= YOUR GOAL =
Say how many lines contain the word "screenshot" and give no other text.
* start *
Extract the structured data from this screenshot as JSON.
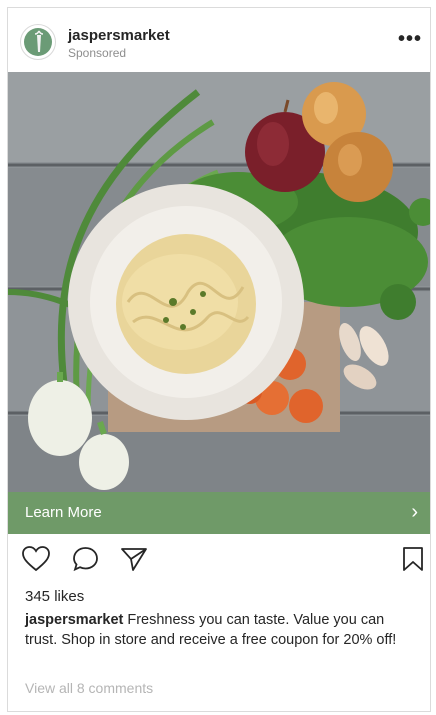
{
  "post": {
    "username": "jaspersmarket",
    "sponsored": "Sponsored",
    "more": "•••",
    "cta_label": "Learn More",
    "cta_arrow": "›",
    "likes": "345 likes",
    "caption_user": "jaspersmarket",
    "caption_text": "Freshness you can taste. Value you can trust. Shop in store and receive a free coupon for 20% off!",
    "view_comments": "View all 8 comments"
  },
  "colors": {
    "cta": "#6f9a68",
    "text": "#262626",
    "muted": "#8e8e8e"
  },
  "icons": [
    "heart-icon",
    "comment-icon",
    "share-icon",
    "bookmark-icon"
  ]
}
* end *
* start *
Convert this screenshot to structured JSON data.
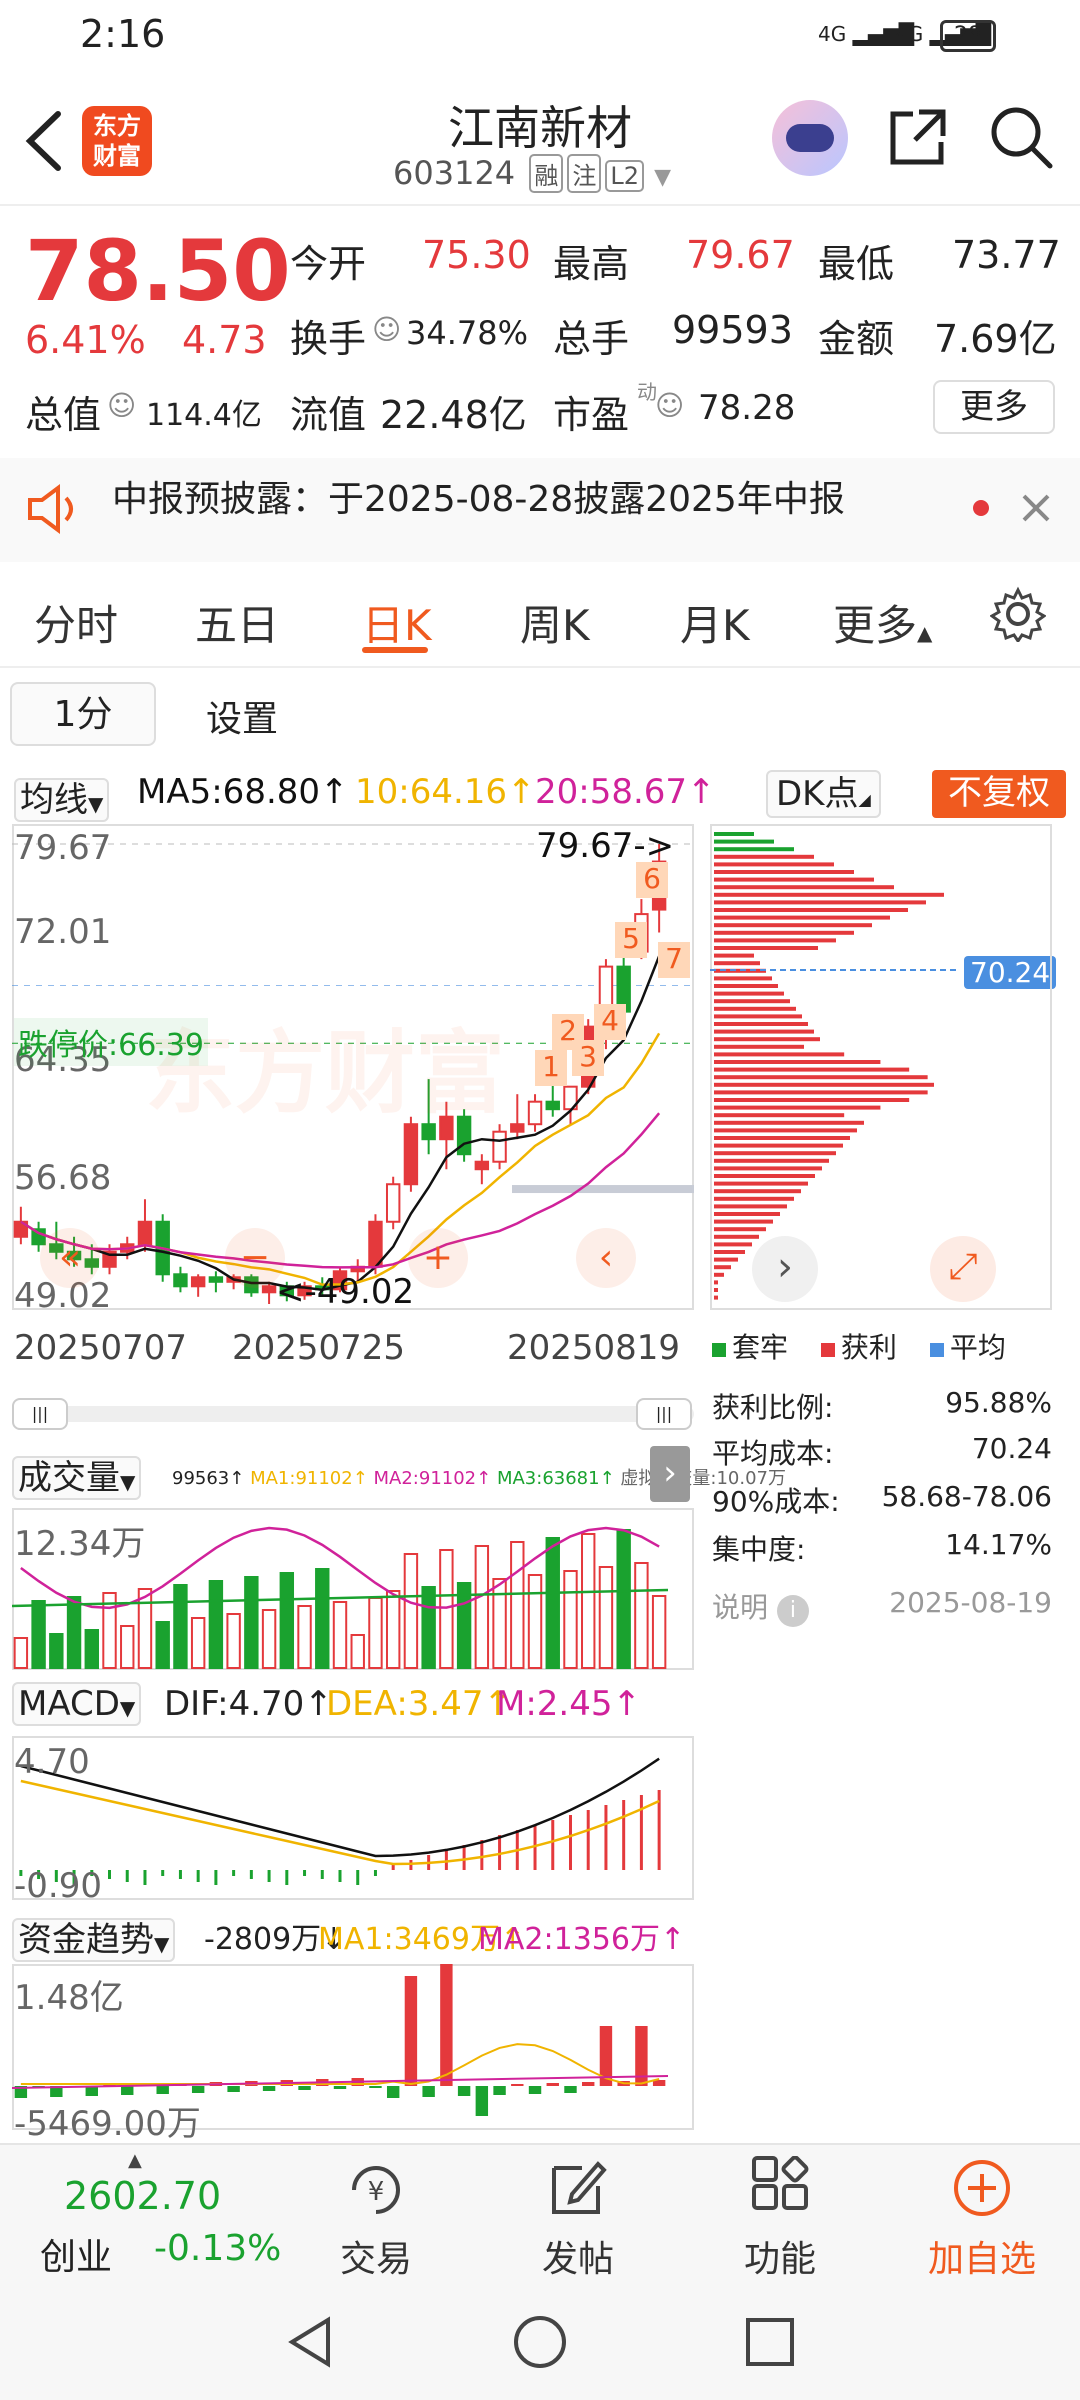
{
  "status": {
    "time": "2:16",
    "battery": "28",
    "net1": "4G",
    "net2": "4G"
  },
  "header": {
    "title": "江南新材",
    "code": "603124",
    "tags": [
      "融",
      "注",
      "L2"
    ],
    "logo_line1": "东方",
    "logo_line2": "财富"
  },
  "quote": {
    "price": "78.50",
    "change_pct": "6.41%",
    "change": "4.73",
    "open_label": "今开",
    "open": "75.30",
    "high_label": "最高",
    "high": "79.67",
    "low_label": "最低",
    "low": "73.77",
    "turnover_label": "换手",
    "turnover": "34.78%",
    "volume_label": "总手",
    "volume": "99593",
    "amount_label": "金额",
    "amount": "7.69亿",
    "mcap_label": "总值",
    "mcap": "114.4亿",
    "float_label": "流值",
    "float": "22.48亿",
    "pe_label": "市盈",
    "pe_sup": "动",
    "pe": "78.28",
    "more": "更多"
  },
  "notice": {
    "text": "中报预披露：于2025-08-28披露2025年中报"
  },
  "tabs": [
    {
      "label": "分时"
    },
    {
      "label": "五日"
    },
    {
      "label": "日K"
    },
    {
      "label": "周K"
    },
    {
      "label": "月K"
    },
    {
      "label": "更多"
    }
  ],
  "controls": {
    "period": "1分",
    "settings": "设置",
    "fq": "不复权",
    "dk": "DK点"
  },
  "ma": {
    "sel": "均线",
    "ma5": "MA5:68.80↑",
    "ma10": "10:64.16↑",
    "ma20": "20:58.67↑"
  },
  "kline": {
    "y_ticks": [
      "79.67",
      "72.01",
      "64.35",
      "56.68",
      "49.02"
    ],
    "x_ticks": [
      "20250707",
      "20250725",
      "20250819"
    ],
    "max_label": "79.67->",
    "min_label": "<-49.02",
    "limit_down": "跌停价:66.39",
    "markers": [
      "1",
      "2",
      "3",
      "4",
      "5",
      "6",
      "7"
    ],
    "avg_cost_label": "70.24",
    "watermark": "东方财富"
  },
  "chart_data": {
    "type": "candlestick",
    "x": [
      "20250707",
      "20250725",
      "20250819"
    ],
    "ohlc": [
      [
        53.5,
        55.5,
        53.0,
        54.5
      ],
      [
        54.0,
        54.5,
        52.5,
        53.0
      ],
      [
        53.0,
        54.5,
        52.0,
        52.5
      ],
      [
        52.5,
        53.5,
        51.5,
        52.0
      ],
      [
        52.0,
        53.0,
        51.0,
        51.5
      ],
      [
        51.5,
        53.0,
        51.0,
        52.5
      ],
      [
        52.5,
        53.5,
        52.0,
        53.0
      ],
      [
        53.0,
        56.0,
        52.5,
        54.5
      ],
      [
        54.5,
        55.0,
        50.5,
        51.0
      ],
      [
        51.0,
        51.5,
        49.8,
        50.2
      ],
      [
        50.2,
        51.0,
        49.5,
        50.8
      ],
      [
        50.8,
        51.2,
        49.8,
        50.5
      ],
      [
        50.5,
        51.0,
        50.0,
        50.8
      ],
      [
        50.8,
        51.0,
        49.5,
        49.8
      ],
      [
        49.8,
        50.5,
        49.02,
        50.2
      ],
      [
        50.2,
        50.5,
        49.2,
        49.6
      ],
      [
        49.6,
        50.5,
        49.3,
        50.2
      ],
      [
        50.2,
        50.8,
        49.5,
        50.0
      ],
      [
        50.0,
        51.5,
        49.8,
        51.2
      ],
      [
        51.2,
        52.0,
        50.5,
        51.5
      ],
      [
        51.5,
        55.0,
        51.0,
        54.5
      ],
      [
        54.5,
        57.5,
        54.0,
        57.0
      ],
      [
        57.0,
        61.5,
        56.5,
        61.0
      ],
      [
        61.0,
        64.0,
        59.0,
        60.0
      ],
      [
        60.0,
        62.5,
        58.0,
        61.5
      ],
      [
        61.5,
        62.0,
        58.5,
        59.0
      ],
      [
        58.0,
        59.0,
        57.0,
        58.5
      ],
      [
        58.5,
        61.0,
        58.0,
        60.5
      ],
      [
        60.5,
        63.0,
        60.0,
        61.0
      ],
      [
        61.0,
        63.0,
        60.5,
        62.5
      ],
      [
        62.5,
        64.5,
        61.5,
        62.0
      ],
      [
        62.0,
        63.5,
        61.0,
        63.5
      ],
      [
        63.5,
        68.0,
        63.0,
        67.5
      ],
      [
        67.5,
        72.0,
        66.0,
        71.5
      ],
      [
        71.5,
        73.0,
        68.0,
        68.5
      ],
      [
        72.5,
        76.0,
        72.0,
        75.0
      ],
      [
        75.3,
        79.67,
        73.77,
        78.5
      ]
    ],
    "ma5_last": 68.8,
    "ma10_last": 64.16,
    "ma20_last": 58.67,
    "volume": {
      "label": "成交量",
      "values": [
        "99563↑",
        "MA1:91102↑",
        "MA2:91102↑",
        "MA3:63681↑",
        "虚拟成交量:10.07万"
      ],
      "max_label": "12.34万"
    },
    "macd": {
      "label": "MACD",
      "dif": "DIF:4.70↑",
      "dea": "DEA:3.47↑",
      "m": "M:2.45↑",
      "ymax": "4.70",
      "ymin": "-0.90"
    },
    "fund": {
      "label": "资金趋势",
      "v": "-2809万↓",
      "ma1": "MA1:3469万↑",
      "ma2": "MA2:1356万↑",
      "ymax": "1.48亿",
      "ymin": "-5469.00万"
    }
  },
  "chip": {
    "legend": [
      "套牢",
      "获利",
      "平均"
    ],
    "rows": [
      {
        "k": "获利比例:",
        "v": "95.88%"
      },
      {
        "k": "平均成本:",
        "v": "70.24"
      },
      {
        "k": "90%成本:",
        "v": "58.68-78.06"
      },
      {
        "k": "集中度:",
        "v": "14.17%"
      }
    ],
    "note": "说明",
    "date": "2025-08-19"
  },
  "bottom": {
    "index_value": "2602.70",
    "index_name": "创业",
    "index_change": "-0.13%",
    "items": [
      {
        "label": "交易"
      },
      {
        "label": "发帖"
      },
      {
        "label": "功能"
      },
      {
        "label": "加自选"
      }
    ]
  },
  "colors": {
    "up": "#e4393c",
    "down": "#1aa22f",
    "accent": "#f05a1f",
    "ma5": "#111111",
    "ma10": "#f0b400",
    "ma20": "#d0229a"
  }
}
* end *
= RIGHT ANSWER =
2